Print out every record exactly as it appears.

--- Begin MATERIAL ---

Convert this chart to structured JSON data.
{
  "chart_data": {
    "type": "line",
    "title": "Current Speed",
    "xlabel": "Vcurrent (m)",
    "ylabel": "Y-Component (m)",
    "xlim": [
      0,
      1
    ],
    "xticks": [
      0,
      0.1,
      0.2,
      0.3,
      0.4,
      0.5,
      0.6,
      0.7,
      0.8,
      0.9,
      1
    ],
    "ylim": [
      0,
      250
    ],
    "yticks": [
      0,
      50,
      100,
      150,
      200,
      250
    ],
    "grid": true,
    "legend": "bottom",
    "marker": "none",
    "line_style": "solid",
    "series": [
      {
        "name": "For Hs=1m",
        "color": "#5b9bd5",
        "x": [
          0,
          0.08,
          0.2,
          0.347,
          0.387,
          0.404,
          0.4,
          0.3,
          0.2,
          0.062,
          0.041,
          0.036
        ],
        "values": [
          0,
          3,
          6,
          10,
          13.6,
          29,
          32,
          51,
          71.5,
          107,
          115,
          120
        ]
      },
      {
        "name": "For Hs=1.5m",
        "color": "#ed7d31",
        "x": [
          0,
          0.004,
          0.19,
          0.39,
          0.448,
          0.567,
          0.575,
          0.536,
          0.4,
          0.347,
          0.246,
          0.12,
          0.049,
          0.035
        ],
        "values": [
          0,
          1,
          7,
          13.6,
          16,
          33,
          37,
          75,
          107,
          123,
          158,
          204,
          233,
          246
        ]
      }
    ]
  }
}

--- End MATERIAL ---

● FINISHED TASK:
Convert this chart to structured JSON data.
{
  "chart_data": {
    "type": "line",
    "title": "Current Speed",
    "xlabel": "Vcurrent (m)",
    "ylabel": "Y-Component (m)",
    "xlim": [
      0,
      1
    ],
    "xticks": [
      0,
      0.1,
      0.2,
      0.3,
      0.4,
      0.5,
      0.6,
      0.7,
      0.8,
      0.9,
      1
    ],
    "ylim": [
      0,
      250
    ],
    "yticks": [
      0,
      50,
      100,
      150,
      200,
      250
    ],
    "grid": true,
    "legend": "bottom",
    "marker": "none",
    "line_style": "solid",
    "series": [
      {
        "name": "For Hs=1m",
        "color": "#5b9bd5",
        "x": [
          0,
          0.08,
          0.2,
          0.347,
          0.387,
          0.404,
          0.4,
          0.3,
          0.2,
          0.062,
          0.041,
          0.036
        ],
        "values": [
          0,
          3,
          6,
          10,
          13.6,
          29,
          32,
          51,
          71.5,
          107,
          115,
          120
        ]
      },
      {
        "name": "For Hs=1.5m",
        "color": "#ed7d31",
        "x": [
          0,
          0.004,
          0.19,
          0.39,
          0.448,
          0.567,
          0.575,
          0.536,
          0.4,
          0.347,
          0.246,
          0.12,
          0.049,
          0.035
        ],
        "values": [
          0,
          1,
          7,
          13.6,
          16,
          33,
          37,
          75,
          107,
          123,
          158,
          204,
          233,
          246
        ]
      }
    ]
  }
}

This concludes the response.